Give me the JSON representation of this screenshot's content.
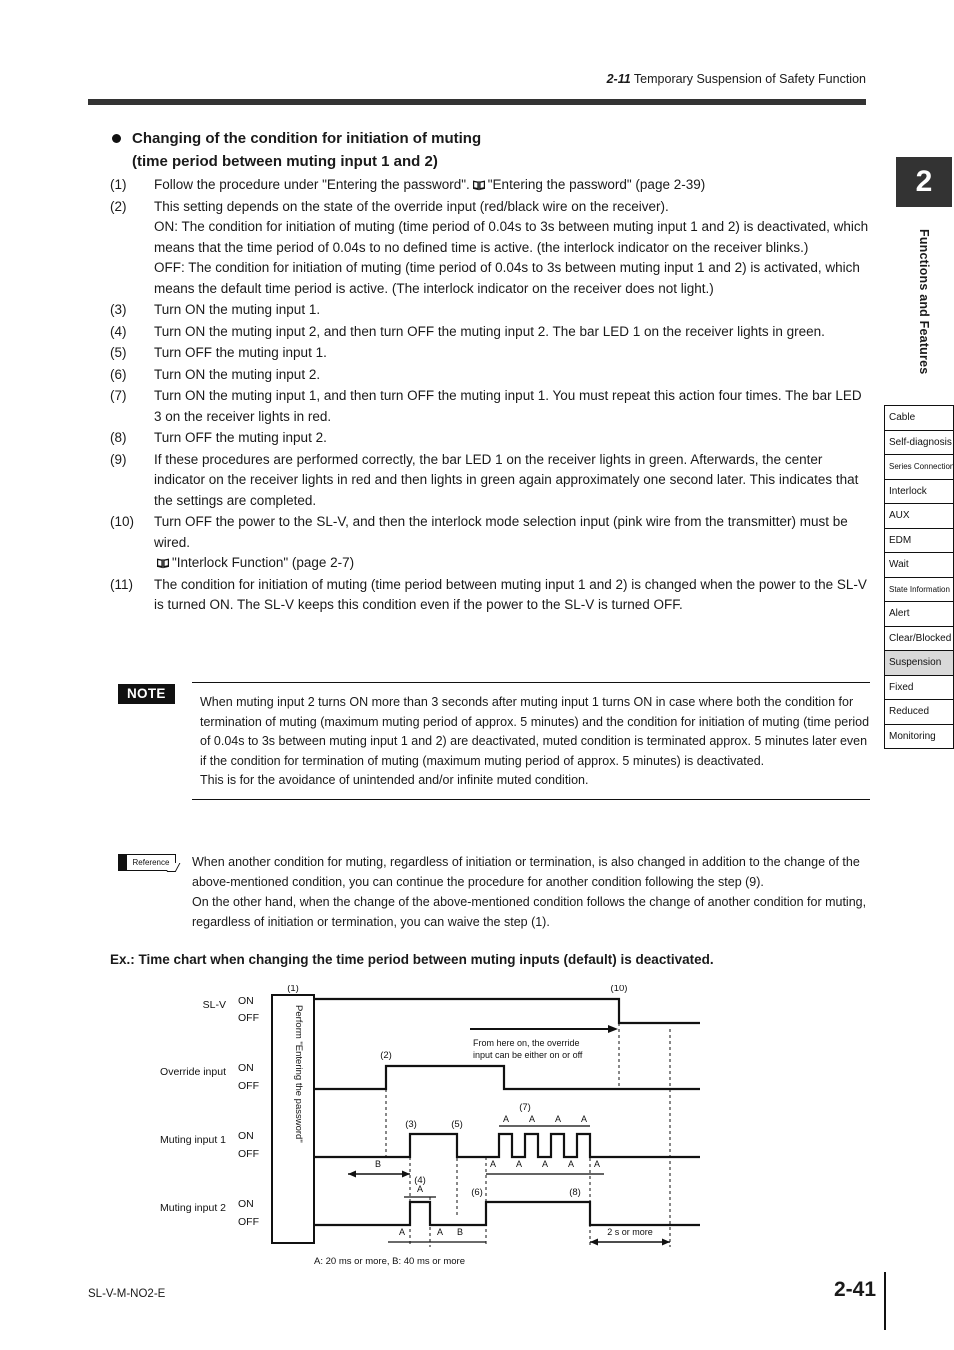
{
  "header": {
    "section_number": "2-11",
    "section_title": "Temporary Suspension of Safety Function"
  },
  "rail": {
    "chapter_number": "2",
    "chapter_title": "Functions and Features",
    "items": [
      {
        "label": "Cable",
        "active": false,
        "tiny": false
      },
      {
        "label": "Self-diagnosis",
        "active": false,
        "tiny": false
      },
      {
        "label": "Series Connection",
        "active": false,
        "tiny": true
      },
      {
        "label": "Interlock",
        "active": false,
        "tiny": false
      },
      {
        "label": "AUX",
        "active": false,
        "tiny": false
      },
      {
        "label": "EDM",
        "active": false,
        "tiny": false
      },
      {
        "label": "Wait",
        "active": false,
        "tiny": false
      },
      {
        "label": "State Information",
        "active": false,
        "tiny": true
      },
      {
        "label": "Alert",
        "active": false,
        "tiny": false
      },
      {
        "label": "Clear/Blocked",
        "active": false,
        "tiny": false
      },
      {
        "label": "Suspension",
        "active": true,
        "tiny": false
      },
      {
        "label": "Fixed",
        "active": false,
        "tiny": false
      },
      {
        "label": "Reduced",
        "active": false,
        "tiny": false
      },
      {
        "label": "Monitoring",
        "active": false,
        "tiny": false
      }
    ]
  },
  "main": {
    "heading_line1": "Changing of the condition for initiation of muting",
    "heading_line2": "(time period between muting input 1 and 2)",
    "steps": [
      {
        "num": "(1)",
        "text_before_icon": "Follow the procedure under \"Entering the password\".",
        "has_icon": true,
        "text_after_icon": "\"Entering the password\" (page 2-39)",
        "subs": []
      },
      {
        "num": "(2)",
        "text_before_icon": "This setting depends on the state of the override input (red/black wire on the receiver).",
        "has_icon": false,
        "text_after_icon": "",
        "subs": [
          "ON: The condition for initiation of muting (time period of 0.04s to 3s between muting input 1 and 2) is deactivated, which means that the time period of 0.04s to no defined time is active. (the interlock indicator on the receiver blinks.)",
          "OFF: The condition for initiation of muting (time period of 0.04s to 3s between muting input 1 and 2) is activated, which means the default time period is active. (The interlock indicator on the receiver does not light.)"
        ]
      },
      {
        "num": "(3)",
        "text_before_icon": "Turn ON the muting input 1.",
        "has_icon": false,
        "text_after_icon": "",
        "subs": []
      },
      {
        "num": "(4)",
        "text_before_icon": "Turn ON the muting input 2, and then turn OFF the muting input 2. The bar LED 1 on the receiver lights in green.",
        "has_icon": false,
        "text_after_icon": "",
        "subs": []
      },
      {
        "num": "(5)",
        "text_before_icon": "Turn OFF the muting input 1.",
        "has_icon": false,
        "text_after_icon": "",
        "subs": []
      },
      {
        "num": "(6)",
        "text_before_icon": "Turn ON the muting input 2.",
        "has_icon": false,
        "text_after_icon": "",
        "subs": []
      },
      {
        "num": "(7)",
        "text_before_icon": "Turn ON the muting input 1, and then turn OFF the muting input 1. You must repeat this action four times. The bar LED 3 on the receiver lights in red.",
        "has_icon": false,
        "text_after_icon": "",
        "subs": []
      },
      {
        "num": "(8)",
        "text_before_icon": "Turn OFF the muting input 2.",
        "has_icon": false,
        "text_after_icon": "",
        "subs": []
      },
      {
        "num": "(9)",
        "text_before_icon": "If these procedures are performed correctly, the bar LED 1 on the receiver lights in green. Afterwards, the center indicator on the receiver lights in red and then lights in green again approximately one second later. This indicates that the settings are completed.",
        "has_icon": false,
        "text_after_icon": "",
        "subs": []
      },
      {
        "num": "(10)",
        "text_before_icon": "Turn OFF the power to the SL-V, and then the interlock mode selection input (pink wire from the transmitter) must be wired.",
        "has_icon": false,
        "text_after_icon": "",
        "subs": [],
        "ref_line": {
          "has_icon": true,
          "text": "\"Interlock Function\" (page 2-7)"
        }
      },
      {
        "num": "(11)",
        "text_before_icon": "The condition for initiation of muting (time period between muting input 1 and 2) is changed when the power to the SL-V is turned ON. The SL-V keeps this condition even if the power to the SL-V is turned OFF.",
        "has_icon": false,
        "text_after_icon": "",
        "subs": []
      }
    ]
  },
  "note": {
    "label": "NOTE",
    "paragraphs": [
      "When muting input 2 turns ON more than 3 seconds after muting input 1 turns ON in case where both the condition for termination of muting (maximum muting period of approx. 5 minutes) and the condition for initiation of muting (time period of 0.04s to 3s between muting input 1 and 2) are deactivated, muted condition is terminated approx. 5 minutes later even if the condition for termination of muting (maximum muting period of approx. 5 minutes) is deactivated.",
      "This is for the avoidance of unintended and/or infinite muted condition."
    ]
  },
  "reference": {
    "label": "Reference",
    "paragraphs": [
      "When another condition for muting, regardless of initiation or termination, is also changed in addition to the change of the above-mentioned condition, you can continue the procedure for another condition following the step (9).",
      "On the other hand, when the change of the above-mentioned condition follows the change of another condition for muting, regardless of initiation or termination, you can waive the step (1)."
    ]
  },
  "example_title": "Ex.: Time chart when changing the time period between muting inputs (default) is deactivated.",
  "chart_data": {
    "type": "line",
    "title": "Time chart when changing the time period between muting inputs (default) is deactivated.",
    "signal_labels": [
      "SL-V",
      "Override input",
      "Muting input 1",
      "Muting input 2"
    ],
    "state_labels": [
      "ON",
      "OFF"
    ],
    "password_box_text": "Perform \"Entering the password\"",
    "legend_note": "A: 20 ms or more, B: 40 ms or more",
    "callout_text_line1": "From here on, the override",
    "callout_text_line2": "input can be either on or off",
    "step_markers": [
      "(1)",
      "(2)",
      "(3)",
      "(4)",
      "(5)",
      "(6)",
      "(7)",
      "(8)",
      "(10)"
    ],
    "interval_labels_muting1_top": [
      "A",
      "A",
      "A",
      "A"
    ],
    "interval_labels_muting1_bottom": [
      "A",
      "A",
      "A",
      "A",
      "A"
    ],
    "interval_label_B_muting1": "B",
    "interval_labels_muting2": [
      "A",
      "A",
      "B"
    ],
    "interval_label_muting2_pulse": "A",
    "interval_label_end": "2 s or more",
    "series": [
      {
        "name": "SL-V",
        "description": "ON from chart start (after password box) until marker (10), then OFF",
        "transitions": [
          {
            "t": "start",
            "state": "ON"
          },
          {
            "t": "(10)",
            "state": "OFF"
          }
        ]
      },
      {
        "name": "Override input",
        "description": "OFF until marker (2), ON from (2) until just before (10), then OFF",
        "transitions": [
          {
            "t": "start",
            "state": "OFF"
          },
          {
            "t": "(2)",
            "state": "ON"
          },
          {
            "t": "after (8)",
            "state": "OFF"
          }
        ]
      },
      {
        "name": "Muting input 1",
        "description": "OFF, single pulse ON at (3) to (5), then four short pulses at (7)",
        "transitions": [
          {
            "t": "start",
            "state": "OFF"
          },
          {
            "t": "(3)",
            "state": "ON"
          },
          {
            "t": "(5)",
            "state": "OFF"
          },
          {
            "t": "(7) pulse train",
            "state": "4 pulses"
          }
        ]
      },
      {
        "name": "Muting input 2",
        "description": "OFF, short pulse at (4), ON from (6) until (8), then OFF",
        "transitions": [
          {
            "t": "start",
            "state": "OFF"
          },
          {
            "t": "(4)",
            "state": "pulse"
          },
          {
            "t": "(6)",
            "state": "ON"
          },
          {
            "t": "(8)",
            "state": "OFF"
          }
        ]
      }
    ]
  },
  "footer": {
    "document_code": "SL-V-M-NO2-E",
    "page_number": "2-41"
  }
}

• Goal
Write only the number of lines in the records that include the word "default".

• Written solution
3